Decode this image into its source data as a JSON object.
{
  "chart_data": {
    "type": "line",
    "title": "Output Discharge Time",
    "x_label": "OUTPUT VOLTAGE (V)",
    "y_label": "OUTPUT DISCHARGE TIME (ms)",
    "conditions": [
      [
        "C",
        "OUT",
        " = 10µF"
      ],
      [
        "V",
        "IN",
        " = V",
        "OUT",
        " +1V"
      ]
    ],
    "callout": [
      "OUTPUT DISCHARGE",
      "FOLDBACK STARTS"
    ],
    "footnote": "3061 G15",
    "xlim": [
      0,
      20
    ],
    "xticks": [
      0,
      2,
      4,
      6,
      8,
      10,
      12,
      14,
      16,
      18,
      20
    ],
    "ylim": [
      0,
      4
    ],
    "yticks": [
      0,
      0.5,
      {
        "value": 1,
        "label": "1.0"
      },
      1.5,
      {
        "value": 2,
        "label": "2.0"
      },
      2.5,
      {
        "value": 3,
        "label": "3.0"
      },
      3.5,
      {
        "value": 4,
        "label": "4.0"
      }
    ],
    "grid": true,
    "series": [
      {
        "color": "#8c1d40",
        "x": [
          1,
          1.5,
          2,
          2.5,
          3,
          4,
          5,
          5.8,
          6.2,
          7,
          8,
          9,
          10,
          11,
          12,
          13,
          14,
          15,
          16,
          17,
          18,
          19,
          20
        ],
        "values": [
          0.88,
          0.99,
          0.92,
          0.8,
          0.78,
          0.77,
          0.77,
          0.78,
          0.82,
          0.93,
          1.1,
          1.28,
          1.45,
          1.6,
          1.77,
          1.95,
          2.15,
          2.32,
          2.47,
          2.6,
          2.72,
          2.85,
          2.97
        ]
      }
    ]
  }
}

= Task objective =
All of the records must be retyped exactly as they are.

= Response =
Decode this image into its source data as a JSON object.
{
  "chart_data": {
    "type": "line",
    "title": "Output Discharge Time",
    "x_label": "OUTPUT VOLTAGE (V)",
    "y_label": "OUTPUT DISCHARGE TIME (ms)",
    "conditions": [
      [
        "C",
        "OUT",
        " = 10µF"
      ],
      [
        "V",
        "IN",
        " = V",
        "OUT",
        " +1V"
      ]
    ],
    "callout": [
      "OUTPUT DISCHARGE",
      "FOLDBACK STARTS"
    ],
    "footnote": "3061 G15",
    "xlim": [
      0,
      20
    ],
    "xticks": [
      0,
      2,
      4,
      6,
      8,
      10,
      12,
      14,
      16,
      18,
      20
    ],
    "ylim": [
      0,
      4
    ],
    "yticks": [
      0,
      0.5,
      {
        "value": 1,
        "label": "1.0"
      },
      1.5,
      {
        "value": 2,
        "label": "2.0"
      },
      2.5,
      {
        "value": 3,
        "label": "3.0"
      },
      3.5,
      {
        "value": 4,
        "label": "4.0"
      }
    ],
    "grid": true,
    "series": [
      {
        "color": "#8c1d40",
        "x": [
          1,
          1.5,
          2,
          2.5,
          3,
          4,
          5,
          5.8,
          6.2,
          7,
          8,
          9,
          10,
          11,
          12,
          13,
          14,
          15,
          16,
          17,
          18,
          19,
          20
        ],
        "values": [
          0.88,
          0.99,
          0.92,
          0.8,
          0.78,
          0.77,
          0.77,
          0.78,
          0.82,
          0.93,
          1.1,
          1.28,
          1.45,
          1.6,
          1.77,
          1.95,
          2.15,
          2.32,
          2.47,
          2.6,
          2.72,
          2.85,
          2.97
        ]
      }
    ]
  }
}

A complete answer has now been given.